[Written task] Return the material word for word. Do not include the pictures.

-- BEGIN --

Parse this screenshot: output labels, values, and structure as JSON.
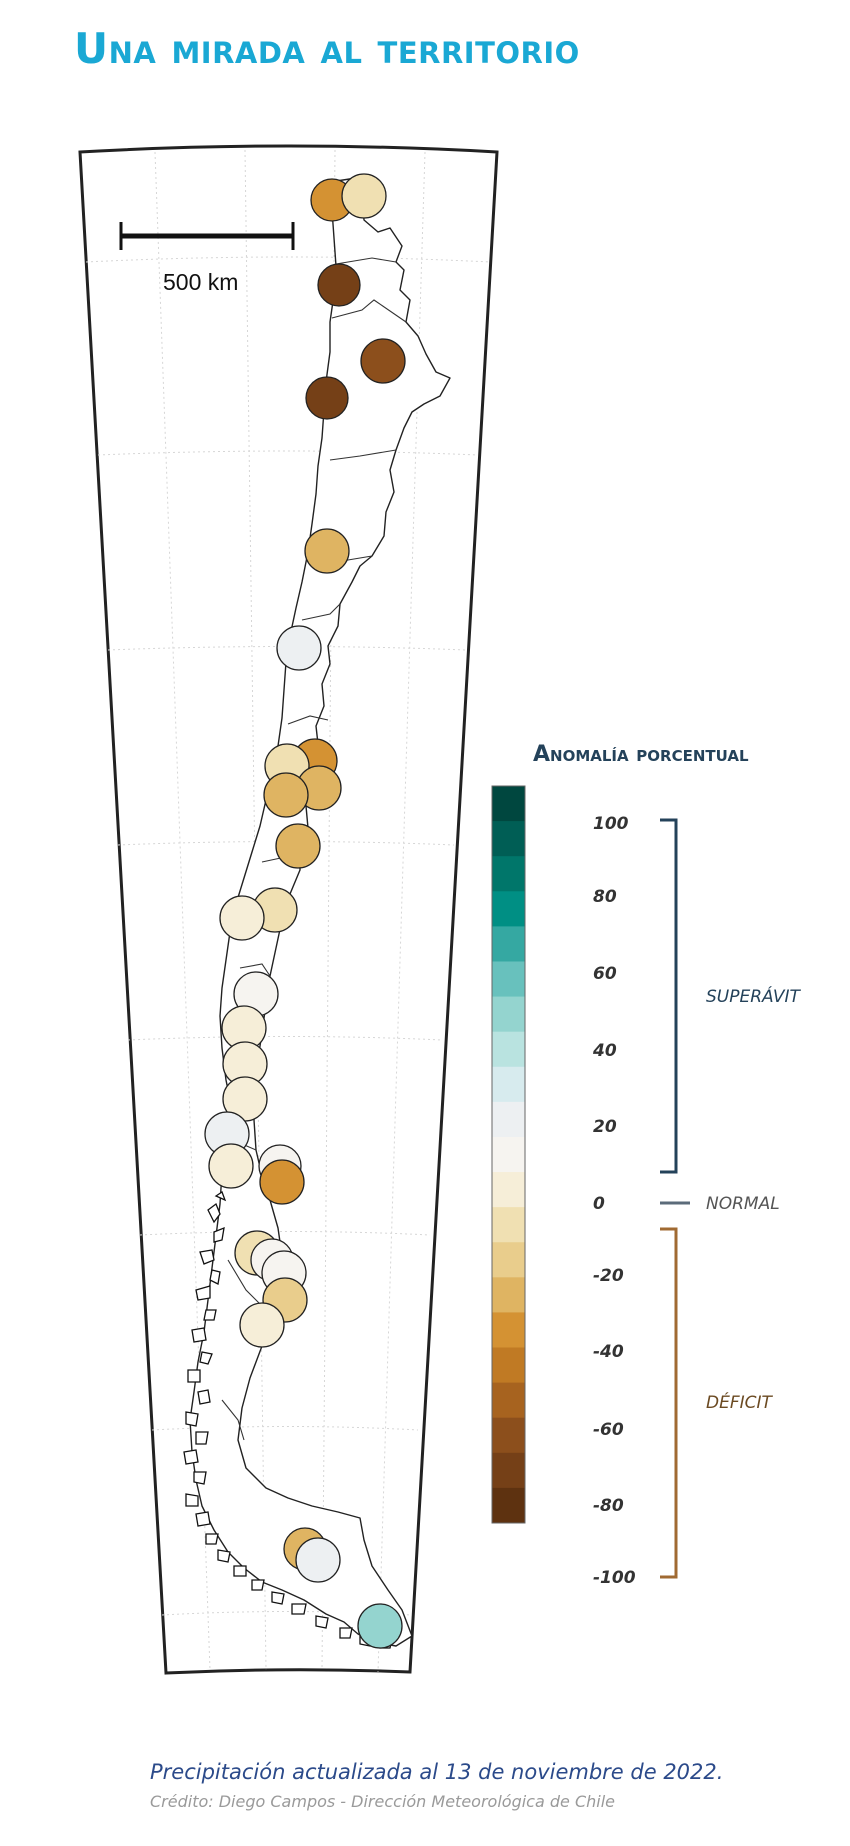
{
  "title": "Una mirada al territorio",
  "map": {
    "scale_label": "500 km",
    "stations_anomaly_percent": [
      -50,
      -15,
      -90,
      -80,
      -90,
      -35,
      15,
      -50,
      -15,
      -40,
      -35,
      -35,
      -5,
      -15,
      5,
      -5,
      -5,
      -5,
      15,
      -5,
      5,
      -50,
      -20,
      5,
      -25,
      -10,
      -35,
      15,
      45
    ]
  },
  "legend": {
    "title": "Anomalía porcentual",
    "ticks": [
      "100",
      "80",
      "60",
      "40",
      "20",
      "0",
      "-20",
      "-40",
      "-60",
      "-80",
      "-100"
    ],
    "superavit_label": "SUPERÁVIT",
    "normal_label": "NORMAL",
    "deficit_label": "DÉFICIT",
    "colors": [
      "#00473f",
      "#005e55",
      "#00766a",
      "#008f84",
      "#35a8a2",
      "#68c1bd",
      "#94d4cf",
      "#b9e3e0",
      "#d7ebee",
      "#edf0f2",
      "#f6f4f0",
      "#f6eed8",
      "#f0e0b2",
      "#e9cd8c",
      "#dfb462",
      "#d49233",
      "#c07a24",
      "#a7631f",
      "#8c4f1c",
      "#754017",
      "#5e3210"
    ],
    "superavit_color": "#24425a",
    "deficit_color": "#8b5a2b"
  },
  "footer": {
    "caption": "Precipitación actualizada al 13 de noviembre de 2022.",
    "credit": "Crédito: Diego Campos - Dirección Meteorológica de Chile"
  }
}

-- END --

[Response for this exercise]
Parse this screenshot: output labels, values, and structure as JSON.
{
  "title": "Una mirada al territorio",
  "map": {
    "scale_label": "500 km",
    "stations_anomaly_percent": [
      -50,
      -15,
      -90,
      -80,
      -90,
      -35,
      15,
      -50,
      -15,
      -40,
      -35,
      -35,
      -5,
      -15,
      5,
      -5,
      -5,
      -5,
      15,
      -5,
      5,
      -50,
      -20,
      5,
      -25,
      -10,
      -35,
      15,
      45
    ]
  },
  "legend": {
    "title": "Anomalía porcentual",
    "ticks": [
      "100",
      "80",
      "60",
      "40",
      "20",
      "0",
      "-20",
      "-40",
      "-60",
      "-80",
      "-100"
    ],
    "superavit_label": "SUPERÁVIT",
    "normal_label": "NORMAL",
    "deficit_label": "DÉFICIT",
    "colors": [
      "#00473f",
      "#005e55",
      "#00766a",
      "#008f84",
      "#35a8a2",
      "#68c1bd",
      "#94d4cf",
      "#b9e3e0",
      "#d7ebee",
      "#edf0f2",
      "#f6f4f0",
      "#f6eed8",
      "#f0e0b2",
      "#e9cd8c",
      "#dfb462",
      "#d49233",
      "#c07a24",
      "#a7631f",
      "#8c4f1c",
      "#754017",
      "#5e3210"
    ],
    "superavit_color": "#24425a",
    "deficit_color": "#8b5a2b"
  },
  "footer": {
    "caption": "Precipitación actualizada al 13 de noviembre de 2022.",
    "credit": "Crédito: Diego Campos - Dirección Meteorológica de Chile"
  }
}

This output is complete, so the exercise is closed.